··· SOURCE TEXT ···

MindSpring launch enables share information online
MindSpring launch enables Kiwi students and teachers to learn, publish and share information online.
20 school pilot shows increased classroom efficiency and motivation to learn
The Ministry of Education today gave its stamp of approval for the DigiOps project, MindSpring™, a collaborative web-based learning environment, now available to all New Zealand schools.
Originally a pilot scheme for 20 schools, in 2005 over 30 schools will be involved with the MindSpring project, plus an increasing numbers of individual teachers involved in curriculum-based trials to create subject-related resources.
MindSpring was developed and driven by the New Zealand Online Learning Community (NZOLC), a charitable trust, in conjunction with Unisys, Microsoft, and through funding from the Ministry of Education’s DigiOps programme which aims to narrow the digital divide in schools.
MindSpring is an integrated suite of online learning tools which helps support teachers and students in schools. Since the pilot began in February 2003 hundreds of lesson plans and educational support materials have been published and shared by teachers from Kaitaia in Northland to Roxburgh in Otago. This has extended students’ knowledge base and enabled collaboration on teaching practices across the country.
Under the current pilot scheme over 7000 students have access to MindSpring. This lets them complete school assignments and homework online, monitor their own progress, get instant feedback, and do so anywhere, anytime. Students and teachers have been involved in rich collaborative environments. The browser format has stimulated the interest and attention of children struggling in the classroom, has increased attendance in schools, and encouraged them to do homework. MindSpring online access has enabled long distance learning for children absent from school. It’s also a key tool for students around exam time when a host of subject related information is available at the click of a mouse.
“The pilot has successfully shown how MindSpring can address the diverse needs of students, improve results in the classroom and raise the motivational levels of the students,” says Graham Warburton, a teacher leader and facilitator at NZOLC. “Teachers have also benefited – they can share resources and to become more efficient in planning and recording students’ achievements, thus freeing them up to concentrate on teaching in the classroom.”

··· EXCERPTED RECORDS ···

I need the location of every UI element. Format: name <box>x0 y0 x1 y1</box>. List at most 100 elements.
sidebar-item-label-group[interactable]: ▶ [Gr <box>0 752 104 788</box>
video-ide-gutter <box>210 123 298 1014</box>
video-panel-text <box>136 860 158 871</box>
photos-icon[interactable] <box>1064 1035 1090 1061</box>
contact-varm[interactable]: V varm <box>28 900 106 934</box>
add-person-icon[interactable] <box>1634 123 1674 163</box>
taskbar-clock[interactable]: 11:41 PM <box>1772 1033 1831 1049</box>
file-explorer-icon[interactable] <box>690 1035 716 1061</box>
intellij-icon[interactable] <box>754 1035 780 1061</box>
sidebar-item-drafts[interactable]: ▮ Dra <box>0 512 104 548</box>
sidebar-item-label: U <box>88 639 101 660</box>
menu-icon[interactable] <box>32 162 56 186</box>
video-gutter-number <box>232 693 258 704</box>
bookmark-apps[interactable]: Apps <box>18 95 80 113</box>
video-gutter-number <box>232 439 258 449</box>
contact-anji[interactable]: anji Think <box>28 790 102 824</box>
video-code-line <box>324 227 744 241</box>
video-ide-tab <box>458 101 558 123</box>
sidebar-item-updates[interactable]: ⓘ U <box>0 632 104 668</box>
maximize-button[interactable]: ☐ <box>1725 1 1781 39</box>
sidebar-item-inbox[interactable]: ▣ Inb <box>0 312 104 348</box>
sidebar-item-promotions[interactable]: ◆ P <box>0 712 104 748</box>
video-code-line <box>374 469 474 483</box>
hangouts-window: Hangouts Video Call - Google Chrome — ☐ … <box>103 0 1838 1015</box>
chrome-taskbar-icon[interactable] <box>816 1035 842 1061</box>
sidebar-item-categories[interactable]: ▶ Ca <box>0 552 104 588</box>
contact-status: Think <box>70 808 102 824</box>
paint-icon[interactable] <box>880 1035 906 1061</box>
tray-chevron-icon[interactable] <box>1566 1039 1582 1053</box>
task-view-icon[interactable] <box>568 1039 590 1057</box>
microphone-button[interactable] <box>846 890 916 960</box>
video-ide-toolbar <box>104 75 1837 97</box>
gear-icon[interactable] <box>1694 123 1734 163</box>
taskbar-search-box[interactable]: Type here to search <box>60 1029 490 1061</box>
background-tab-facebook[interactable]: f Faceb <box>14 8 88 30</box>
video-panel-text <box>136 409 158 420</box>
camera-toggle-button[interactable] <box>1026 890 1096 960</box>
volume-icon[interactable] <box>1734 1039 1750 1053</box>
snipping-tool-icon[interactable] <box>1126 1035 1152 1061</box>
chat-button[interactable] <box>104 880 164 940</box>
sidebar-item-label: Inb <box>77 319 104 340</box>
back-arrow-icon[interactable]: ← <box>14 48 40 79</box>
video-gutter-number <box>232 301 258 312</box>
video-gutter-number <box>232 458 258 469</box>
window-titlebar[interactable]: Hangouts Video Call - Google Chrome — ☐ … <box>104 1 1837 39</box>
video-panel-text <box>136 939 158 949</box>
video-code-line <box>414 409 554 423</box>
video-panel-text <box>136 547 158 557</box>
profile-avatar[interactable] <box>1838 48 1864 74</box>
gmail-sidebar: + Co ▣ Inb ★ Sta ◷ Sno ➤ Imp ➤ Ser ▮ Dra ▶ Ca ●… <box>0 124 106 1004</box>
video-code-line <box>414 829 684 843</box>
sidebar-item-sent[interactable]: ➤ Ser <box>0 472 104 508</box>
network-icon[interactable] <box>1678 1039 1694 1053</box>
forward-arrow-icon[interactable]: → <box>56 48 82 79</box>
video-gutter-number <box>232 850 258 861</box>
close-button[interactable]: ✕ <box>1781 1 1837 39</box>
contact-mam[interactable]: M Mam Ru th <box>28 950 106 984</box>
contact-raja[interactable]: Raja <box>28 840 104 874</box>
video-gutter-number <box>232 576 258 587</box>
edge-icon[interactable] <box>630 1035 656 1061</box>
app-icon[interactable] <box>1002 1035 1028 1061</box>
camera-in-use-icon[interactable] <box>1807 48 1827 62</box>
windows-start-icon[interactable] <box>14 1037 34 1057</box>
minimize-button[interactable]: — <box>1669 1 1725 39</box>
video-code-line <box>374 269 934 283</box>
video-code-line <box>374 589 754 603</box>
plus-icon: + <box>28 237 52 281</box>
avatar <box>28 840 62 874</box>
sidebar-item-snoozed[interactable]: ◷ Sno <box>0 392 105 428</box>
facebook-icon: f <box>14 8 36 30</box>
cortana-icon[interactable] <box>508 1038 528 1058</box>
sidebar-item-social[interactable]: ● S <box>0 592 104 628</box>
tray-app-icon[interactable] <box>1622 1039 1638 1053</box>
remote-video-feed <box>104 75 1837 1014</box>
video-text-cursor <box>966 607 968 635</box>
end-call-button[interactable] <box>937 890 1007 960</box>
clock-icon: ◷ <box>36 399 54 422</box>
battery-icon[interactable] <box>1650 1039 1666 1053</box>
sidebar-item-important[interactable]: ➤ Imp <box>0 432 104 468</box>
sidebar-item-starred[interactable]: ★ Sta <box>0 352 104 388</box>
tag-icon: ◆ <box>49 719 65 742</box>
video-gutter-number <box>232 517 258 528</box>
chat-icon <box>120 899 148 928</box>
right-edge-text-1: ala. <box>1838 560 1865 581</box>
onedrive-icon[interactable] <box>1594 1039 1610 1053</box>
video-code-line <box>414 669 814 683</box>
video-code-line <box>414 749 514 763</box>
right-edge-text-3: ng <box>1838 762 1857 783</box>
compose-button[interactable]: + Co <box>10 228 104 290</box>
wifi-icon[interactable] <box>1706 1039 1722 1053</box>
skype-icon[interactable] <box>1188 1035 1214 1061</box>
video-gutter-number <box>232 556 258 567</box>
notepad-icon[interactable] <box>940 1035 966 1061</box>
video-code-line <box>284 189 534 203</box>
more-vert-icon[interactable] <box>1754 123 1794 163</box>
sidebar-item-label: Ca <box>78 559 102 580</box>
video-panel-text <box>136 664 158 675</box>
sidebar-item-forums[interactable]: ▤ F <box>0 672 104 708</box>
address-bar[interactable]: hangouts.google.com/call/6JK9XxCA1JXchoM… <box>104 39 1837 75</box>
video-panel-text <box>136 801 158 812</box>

···

## PROBLEM
Continue the MindSpring launch article from its final sentence.

## RESPONSE TO THIS EXERCISE
MindSpring was created through the NZOLC’s collaboration with Unisys and Microsoft. Unisys provides the project management, systems integration, security and administration, and hosts the virtual learning environment within its Kapiti data centre. Microsoft provides software licensing for the applications behind MindSpring: Microsoft® Class Server, Microsoft® Exchange Server 2003, and Windows Sharepoint™ Services.
“When we were approached to project manage MindSpring we immediately saw the benefits for creating a virtual learning environment, for teachers and students to create, publish and share educational material,” says Brett Hodgson, Southern Regional Manager, Unisys New Zealand. “The Unisys team has worked side by side with the NZOLC and the Ministry of Education to deliver a powerful tool which has demonstrably improved learning in schools.”
The MindSpring pilot has already earned broad support within the education community, with approximately 300 teachers and 7000 students registered with the solution. MindSpring has received much praise from schools for providing a cost effective complement to traditional paper-based educational materials and an easy-to-use interface with a no-hassle managed service model.
Microsoft New Zealand Managing Director Ross Peat explains, "Globally Microsoft is undertaking a Partners in Learning initiative to enhance the use of ICT in improving teaching and learning in education.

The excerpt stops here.